'''
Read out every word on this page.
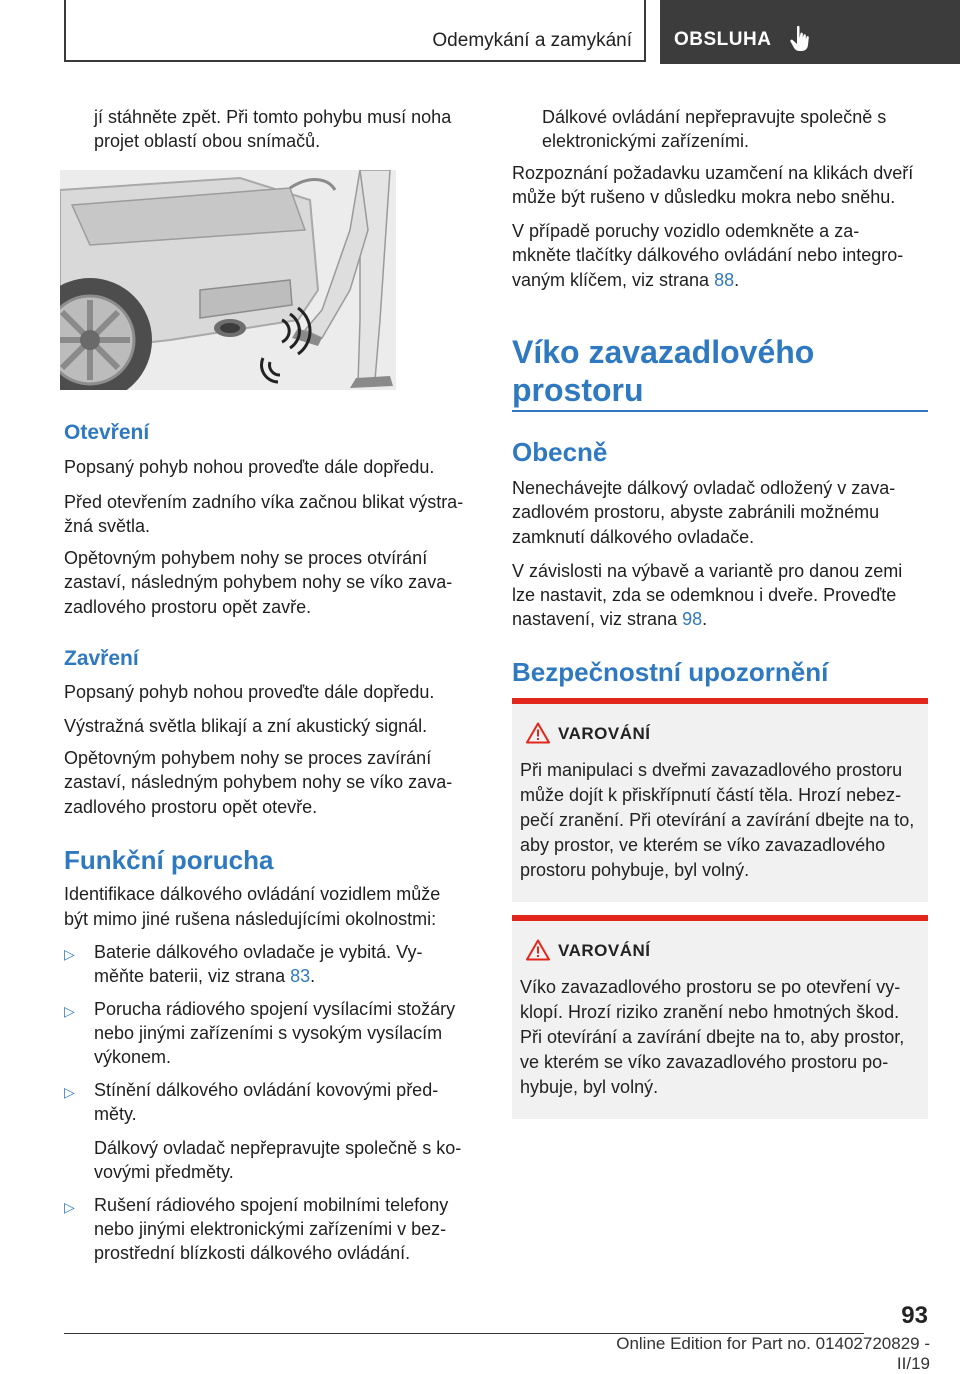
Odemykání a zamykání OBSLUHA

jí stáhněte zpět. Při tomto pohybu musí noha

projet oblastí obou snímačů.

Otevření

Popsaný pohyb nohou proveďte dále dopředu.

Před otevřením zadního víka začnou blikat výstra‐

žná světla.

Opětovným pohybem nohy se proces otvírání

zastaví, následným pohybem nohy se víko zava‐

zadlového prostoru opět zavře.

Zavření

Popsaný pohyb nohou proveďte dále dopředu.

Výstražná světla blikají a zní akustický signál.

Opětovným pohybem nohy se proces zavírání

zastaví, následným pohybem nohy se víko zava‐

zadlového prostoru opět otevře.

Funkční porucha

Identifikace dálkového ovládání vozidlem může

být mimo jiné rušena následujícími okolnostmi:

▷	Baterie dálkového ovladače je vybitá. Vy‐

měňte baterii, viz strana 83.

▷	Porucha rádiového spojení vysílacími stožáry

nebo jinými zařízeními s vysokým vysílacím

výkonem.

▷	Stínění dálkového ovládání kovovými před‐

měty.

Dálkový ovladač nepřepravujte společně s ko‐

vovými předměty.

▷	Rušení rádiového spojení mobilními telefony

nebo jinými elektronickými zařízeními v bez‐

prostřední blízkosti dálkového ovládání.

Dálkové ovládání nepřepravujte společně s

elektronickými zařízeními.

Rozpoznání požadavku uzamčení na klikách dveří

může být rušeno v důsledku mokra nebo sněhu.

V případě poruchy vozidlo odemkněte a za‐

mkněte tlačítky dálkového ovládání nebo integro‐

vaným klíčem, viz strana 88.

Víko zavazadlového
prostoru
Obecně

Nenechávejte dálkový ovladač odložený v zava‐

zadlovém prostoru, abyste zabránili možnému

zamknutí dálkového ovladače.

V závislosti na výbavě a variantě pro danou zemi

lze nastavit, zda se odemknou i dveře. Proveďte

nastavení, viz strana 98.

Bezpečnostní upozornění
VAROVÁNÍ
Při manipulaci s dveřmi zavazadlového prostoru
může dojít k přiskřípnutí částí těla. Hrozí nebez‐
pečí zranění. Při otevírání a zavírání dbejte na to,
aby prostor, ve kterém se víko zavazadlového
prostoru pohybuje, byl volný.
VAROVÁNÍ
Víko zavazadlového prostoru se po otevření vy‐
klopí. Hrozí riziko zranění nebo hmotných škod.
Při otevírání a zavírání dbejte na to, aby prostor,
ve kterém se víko zavazadlového prostoru po‐
hybuje, byl volný.
93
Online Edition for Part no. 01402720829 - II/19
'''
- _CHALLENGE_
Copy the listing in full and without alteration, omitting every picture.

- _ANSWER TO THIS PROBLEM_
Read out every word on this page.
Odemykání a zamykání OBSLUHA

jí stáhněte zpět. Při tomto pohybu musí noha

projet oblastí obou snímačů.

Otevření

Popsaný pohyb nohou proveďte dále dopředu.

Před otevřením zadního víka začnou blikat výstra‐

žná světla.

Opětovným pohybem nohy se proces otvírání

zastaví, následným pohybem nohy se víko zava‐

zadlového prostoru opět zavře.

Zavření

Popsaný pohyb nohou proveďte dále dopředu.

Výstražná světla blikají a zní akustický signál.

Opětovným pohybem nohy se proces zavírání

zastaví, následným pohybem nohy se víko zava‐

zadlového prostoru opět otevře.

Funkční porucha

Identifikace dálkového ovládání vozidlem může

být mimo jiné rušena následujícími okolnostmi:

▷	Baterie dálkového ovladače je vybitá. Vy‐

měňte baterii, viz strana 83.

▷	Porucha rádiového spojení vysílacími stožáry

nebo jinými zařízeními s vysokým vysílacím

výkonem.

▷	Stínění dálkového ovládání kovovými před‐

měty.

Dálkový ovladač nepřepravujte společně s ko‐

vovými předměty.

▷	Rušení rádiového spojení mobilními telefony

nebo jinými elektronickými zařízeními v bez‐

prostřední blízkosti dálkového ovládání.

Dálkové ovládání nepřepravujte společně s

elektronickými zařízeními.

Rozpoznání požadavku uzamčení na klikách dveří

může být rušeno v důsledku mokra nebo sněhu.

V případě poruchy vozidlo odemkněte a za‐

mkněte tlačítky dálkového ovládání nebo integro‐

vaným klíčem, viz strana 88.

Víko zavazadlového
prostoru
Obecně

Nenechávejte dálkový ovladač odložený v zava‐

zadlovém prostoru, abyste zabránili možnému

zamknutí dálkového ovladače.

V závislosti na výbavě a variantě pro danou zemi

lze nastavit, zda se odemknou i dveře. Proveďte

nastavení, viz strana 98.

Bezpečnostní upozornění
VAROVÁNÍ
Při manipulaci s dveřmi zavazadlového prostoru
může dojít k přiskřípnutí částí těla. Hrozí nebez‐
pečí zranění. Při otevírání a zavírání dbejte na to,
aby prostor, ve kterém se víko zavazadlového
prostoru pohybuje, byl volný.
VAROVÁNÍ
Víko zavazadlového prostoru se po otevření vy‐
klopí. Hrozí riziko zranění nebo hmotných škod.
Při otevírání a zavírání dbejte na to, aby prostor,
ve kterém se víko zavazadlového prostoru po‐
hybuje, byl volný.
93
Online Edition for Part no. 01402720829 - II/19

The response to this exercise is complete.